### DIRECTIONS FOR THIS TASK
Write out all the lines again, precisely as they stand, but without the images.

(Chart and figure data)
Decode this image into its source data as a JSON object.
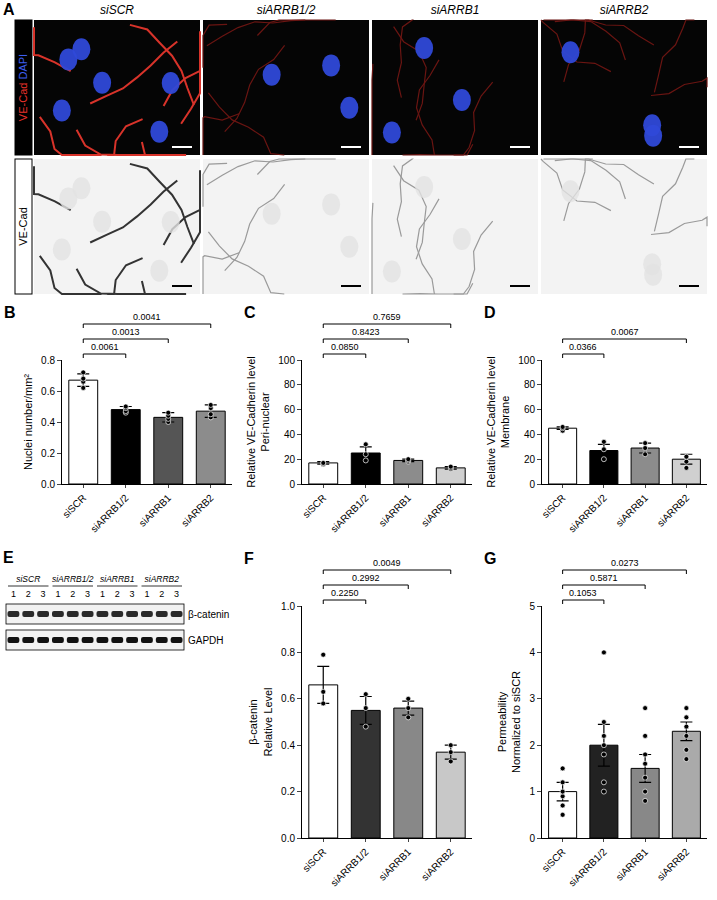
{
  "panel_A": {
    "letter": "A",
    "columns": [
      "siSCR",
      "siARRB1/2",
      "siARRB1",
      "siARRB2"
    ],
    "rows": [
      {
        "label": [
          {
            "text": "VE-Cad",
            "color": "#e8322b"
          },
          {
            "text": "DAPI",
            "color": "#3d5ef0"
          }
        ]
      },
      {
        "label": [
          {
            "text": "VE-Cad",
            "color": "#000000"
          }
        ]
      }
    ]
  },
  "panel_E": {
    "letter": "E",
    "groups": [
      "siSCR",
      "siARRB1/2",
      "siARRB1",
      "siARRB2"
    ],
    "lanes": [
      "1",
      "2",
      "3"
    ],
    "blots": [
      "β-catenin",
      "GAPDH"
    ]
  },
  "chart_data": [
    {
      "panel": "B",
      "type": "bar",
      "y_label": [
        "Nuclei number/mm²"
      ],
      "categories": [
        "siSCR",
        "siARRB1/2",
        "siARRB1",
        "siARRB2"
      ],
      "values": [
        0.67,
        0.48,
        0.43,
        0.47
      ],
      "errors": [
        0.04,
        0.02,
        0.03,
        0.04
      ],
      "points": [
        [
          0.62,
          0.66,
          0.68,
          0.72
        ],
        [
          0.46,
          0.47,
          0.49,
          0.5
        ],
        [
          0.4,
          0.42,
          0.44,
          0.46
        ],
        [
          0.43,
          0.45,
          0.49,
          0.51
        ]
      ],
      "colors": [
        "#ffffff",
        "#000000",
        "#555555",
        "#8c8c8c"
      ],
      "ylim": [
        0,
        0.8
      ],
      "yticks": [
        {
          "value": 0,
          "label": "0.0"
        },
        0.2,
        0.4,
        0.6,
        0.8
      ],
      "comparisons": [
        {
          "from": "siSCR",
          "to": "siARRB1/2",
          "p": "0.0061"
        },
        {
          "from": "siSCR",
          "to": "siARRB1",
          "p": "0.0013"
        },
        {
          "from": "siSCR",
          "to": "siARRB2",
          "p": "0.0041"
        }
      ],
      "grid": false
    },
    {
      "panel": "C",
      "type": "bar",
      "y_label": [
        "Relative VE-Cadherin level",
        "Peri-nuclear"
      ],
      "categories": [
        "siSCR",
        "siARRB1/2",
        "siARRB1",
        "siARRB2"
      ],
      "values": [
        17,
        25,
        19,
        13
      ],
      "errors": [
        1,
        5,
        1,
        1
      ],
      "points": [
        [
          16,
          17,
          17
        ],
        [
          19,
          24,
          32
        ],
        [
          18,
          19,
          20
        ],
        [
          12,
          13,
          14
        ]
      ],
      "colors": [
        "#ffffff",
        "#000000",
        "#8c8c8c",
        "#d0d0d0"
      ],
      "ylim": [
        0,
        100
      ],
      "yticks": [
        0,
        20,
        40,
        60,
        80,
        100
      ],
      "comparisons": [
        {
          "from": "siSCR",
          "to": "siARRB1/2",
          "p": "0.0850"
        },
        {
          "from": "siSCR",
          "to": "siARRB1",
          "p": "0.8423"
        },
        {
          "from": "siSCR",
          "to": "siARRB2",
          "p": "0.7659"
        }
      ],
      "grid": false
    },
    {
      "panel": "D",
      "type": "bar",
      "y_label": [
        "Relative VE-Cadherin level",
        "Membrane"
      ],
      "categories": [
        "siSCR",
        "siARRB1/2",
        "siARRB1",
        "siARRB2"
      ],
      "values": [
        45,
        27,
        29,
        20
      ],
      "errors": [
        1,
        5,
        4,
        4
      ],
      "points": [
        [
          43,
          45,
          46
        ],
        [
          20,
          28,
          34
        ],
        [
          24,
          29,
          33
        ],
        [
          13,
          18,
          22
        ]
      ],
      "colors": [
        "#ffffff",
        "#000000",
        "#8c8c8c",
        "#d0d0d0"
      ],
      "ylim": [
        0,
        100
      ],
      "yticks": [
        0,
        20,
        40,
        60,
        80,
        100
      ],
      "comparisons": [
        {
          "from": "siSCR",
          "to": "siARRB1/2",
          "p": "0.0366"
        },
        {
          "from": "siSCR",
          "to": "siARRB2",
          "p": "0.0067"
        }
      ],
      "grid": false
    },
    {
      "panel": "F",
      "type": "bar",
      "y_label": [
        "β-catenin",
        "Relative Level"
      ],
      "categories": [
        "siSCR",
        "siARRB1/2",
        "siARRB1",
        "siARRB2"
      ],
      "values": [
        0.66,
        0.55,
        0.56,
        0.37
      ],
      "errors": [
        0.08,
        0.06,
        0.03,
        0.03
      ],
      "points": [
        [
          0.58,
          0.63,
          0.79
        ],
        [
          0.48,
          0.56,
          0.62
        ],
        [
          0.52,
          0.56,
          0.6
        ],
        [
          0.33,
          0.37,
          0.4
        ]
      ],
      "colors": [
        "#ffffff",
        "#333333",
        "#888888",
        "#c8c8c8"
      ],
      "ylim": [
        0,
        1
      ],
      "yticks": [
        {
          "value": 0,
          "label": "0.0"
        },
        0.2,
        0.4,
        0.6,
        0.8,
        {
          "value": 1,
          "label": "1.0"
        }
      ],
      "comparisons": [
        {
          "from": "siSCR",
          "to": "siARRB1/2",
          "p": "0.2250"
        },
        {
          "from": "siSCR",
          "to": "siARRB1",
          "p": "0.2992"
        },
        {
          "from": "siSCR",
          "to": "siARRB2",
          "p": "0.0049"
        }
      ],
      "grid": false
    },
    {
      "panel": "G",
      "type": "bar",
      "y_label": [
        "Permeability",
        "Normalized to siSCR"
      ],
      "categories": [
        "siSCR",
        "siARRB1/2",
        "siARRB1",
        "siARRB2"
      ],
      "values": [
        1.0,
        2.0,
        1.5,
        2.3
      ],
      "errors": [
        0.2,
        0.45,
        0.3,
        0.2
      ],
      "points": [
        [
          0.5,
          0.7,
          0.9,
          1.0,
          1.2,
          1.5
        ],
        [
          1.0,
          1.2,
          1.8,
          2.0,
          2.2,
          2.5,
          4.0
        ],
        [
          0.8,
          1.0,
          1.3,
          1.6,
          1.8,
          2.2,
          2.8
        ],
        [
          1.7,
          1.9,
          2.2,
          2.4,
          2.6,
          2.8
        ]
      ],
      "colors": [
        "#ffffff",
        "#222222",
        "#888888",
        "#aaaaaa"
      ],
      "ylim": [
        0,
        5
      ],
      "yticks": [
        0,
        1,
        2,
        3,
        4,
        5
      ],
      "comparisons": [
        {
          "from": "siSCR",
          "to": "siARRB1/2",
          "p": "0.1053"
        },
        {
          "from": "siSCR",
          "to": "siARRB1",
          "p": "0.5871"
        },
        {
          "from": "siSCR",
          "to": "siARRB2",
          "p": "0.0273"
        }
      ],
      "grid": false
    }
  ]
}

### SOLUTION FOR THIS PROBLEM
Decode this image into its source data as a JSON object.
{
  "panel_A": {
    "letter": "A",
    "columns": [
      "siSCR",
      "siARRB1/2",
      "siARRB1",
      "siARRB2"
    ],
    "rows": [
      {
        "label": [
          {
            "text": "VE-Cad",
            "color": "#e8322b"
          },
          {
            "text": "DAPI",
            "color": "#3d5ef0"
          }
        ]
      },
      {
        "label": [
          {
            "text": "VE-Cad",
            "color": "#000000"
          }
        ]
      }
    ]
  },
  "panel_E": {
    "letter": "E",
    "groups": [
      "siSCR",
      "siARRB1/2",
      "siARRB1",
      "siARRB2"
    ],
    "lanes": [
      "1",
      "2",
      "3"
    ],
    "blots": [
      "β-catenin",
      "GAPDH"
    ]
  },
  "chart_data": [
    {
      "panel": "B",
      "type": "bar",
      "y_label": [
        "Nuclei number/mm²"
      ],
      "categories": [
        "siSCR",
        "siARRB1/2",
        "siARRB1",
        "siARRB2"
      ],
      "values": [
        0.67,
        0.48,
        0.43,
        0.47
      ],
      "errors": [
        0.04,
        0.02,
        0.03,
        0.04
      ],
      "points": [
        [
          0.62,
          0.66,
          0.68,
          0.72
        ],
        [
          0.46,
          0.47,
          0.49,
          0.5
        ],
        [
          0.4,
          0.42,
          0.44,
          0.46
        ],
        [
          0.43,
          0.45,
          0.49,
          0.51
        ]
      ],
      "colors": [
        "#ffffff",
        "#000000",
        "#555555",
        "#8c8c8c"
      ],
      "ylim": [
        0,
        0.8
      ],
      "yticks": [
        {
          "value": 0,
          "label": "0.0"
        },
        0.2,
        0.4,
        0.6,
        0.8
      ],
      "comparisons": [
        {
          "from": "siSCR",
          "to": "siARRB1/2",
          "p": "0.0061"
        },
        {
          "from": "siSCR",
          "to": "siARRB1",
          "p": "0.0013"
        },
        {
          "from": "siSCR",
          "to": "siARRB2",
          "p": "0.0041"
        }
      ],
      "grid": false
    },
    {
      "panel": "C",
      "type": "bar",
      "y_label": [
        "Relative VE-Cadherin level",
        "Peri-nuclear"
      ],
      "categories": [
        "siSCR",
        "siARRB1/2",
        "siARRB1",
        "siARRB2"
      ],
      "values": [
        17,
        25,
        19,
        13
      ],
      "errors": [
        1,
        5,
        1,
        1
      ],
      "points": [
        [
          16,
          17,
          17
        ],
        [
          19,
          24,
          32
        ],
        [
          18,
          19,
          20
        ],
        [
          12,
          13,
          14
        ]
      ],
      "colors": [
        "#ffffff",
        "#000000",
        "#8c8c8c",
        "#d0d0d0"
      ],
      "ylim": [
        0,
        100
      ],
      "yticks": [
        0,
        20,
        40,
        60,
        80,
        100
      ],
      "comparisons": [
        {
          "from": "siSCR",
          "to": "siARRB1/2",
          "p": "0.0850"
        },
        {
          "from": "siSCR",
          "to": "siARRB1",
          "p": "0.8423"
        },
        {
          "from": "siSCR",
          "to": "siARRB2",
          "p": "0.7659"
        }
      ],
      "grid": false
    },
    {
      "panel": "D",
      "type": "bar",
      "y_label": [
        "Relative VE-Cadherin level",
        "Membrane"
      ],
      "categories": [
        "siSCR",
        "siARRB1/2",
        "siARRB1",
        "siARRB2"
      ],
      "values": [
        45,
        27,
        29,
        20
      ],
      "errors": [
        1,
        5,
        4,
        4
      ],
      "points": [
        [
          43,
          45,
          46
        ],
        [
          20,
          28,
          34
        ],
        [
          24,
          29,
          33
        ],
        [
          13,
          18,
          22
        ]
      ],
      "colors": [
        "#ffffff",
        "#000000",
        "#8c8c8c",
        "#d0d0d0"
      ],
      "ylim": [
        0,
        100
      ],
      "yticks": [
        0,
        20,
        40,
        60,
        80,
        100
      ],
      "comparisons": [
        {
          "from": "siSCR",
          "to": "siARRB1/2",
          "p": "0.0366"
        },
        {
          "from": "siSCR",
          "to": "siARRB2",
          "p": "0.0067"
        }
      ],
      "grid": false
    },
    {
      "panel": "F",
      "type": "bar",
      "y_label": [
        "β-catenin",
        "Relative Level"
      ],
      "categories": [
        "siSCR",
        "siARRB1/2",
        "siARRB1",
        "siARRB2"
      ],
      "values": [
        0.66,
        0.55,
        0.56,
        0.37
      ],
      "errors": [
        0.08,
        0.06,
        0.03,
        0.03
      ],
      "points": [
        [
          0.58,
          0.63,
          0.79
        ],
        [
          0.48,
          0.56,
          0.62
        ],
        [
          0.52,
          0.56,
          0.6
        ],
        [
          0.33,
          0.37,
          0.4
        ]
      ],
      "colors": [
        "#ffffff",
        "#333333",
        "#888888",
        "#c8c8c8"
      ],
      "ylim": [
        0,
        1
      ],
      "yticks": [
        {
          "value": 0,
          "label": "0.0"
        },
        0.2,
        0.4,
        0.6,
        0.8,
        {
          "value": 1,
          "label": "1.0"
        }
      ],
      "comparisons": [
        {
          "from": "siSCR",
          "to": "siARRB1/2",
          "p": "0.2250"
        },
        {
          "from": "siSCR",
          "to": "siARRB1",
          "p": "0.2992"
        },
        {
          "from": "siSCR",
          "to": "siARRB2",
          "p": "0.0049"
        }
      ],
      "grid": false
    },
    {
      "panel": "G",
      "type": "bar",
      "y_label": [
        "Permeability",
        "Normalized to siSCR"
      ],
      "categories": [
        "siSCR",
        "siARRB1/2",
        "siARRB1",
        "siARRB2"
      ],
      "values": [
        1.0,
        2.0,
        1.5,
        2.3
      ],
      "errors": [
        0.2,
        0.45,
        0.3,
        0.2
      ],
      "points": [
        [
          0.5,
          0.7,
          0.9,
          1.0,
          1.2,
          1.5
        ],
        [
          1.0,
          1.2,
          1.8,
          2.0,
          2.2,
          2.5,
          4.0
        ],
        [
          0.8,
          1.0,
          1.3,
          1.6,
          1.8,
          2.2,
          2.8
        ],
        [
          1.7,
          1.9,
          2.2,
          2.4,
          2.6,
          2.8
        ]
      ],
      "colors": [
        "#ffffff",
        "#222222",
        "#888888",
        "#aaaaaa"
      ],
      "ylim": [
        0,
        5
      ],
      "yticks": [
        0,
        1,
        2,
        3,
        4,
        5
      ],
      "comparisons": [
        {
          "from": "siSCR",
          "to": "siARRB1/2",
          "p": "0.1053"
        },
        {
          "from": "siSCR",
          "to": "siARRB1",
          "p": "0.5871"
        },
        {
          "from": "siSCR",
          "to": "siARRB2",
          "p": "0.0273"
        }
      ],
      "grid": false
    }
  ]
}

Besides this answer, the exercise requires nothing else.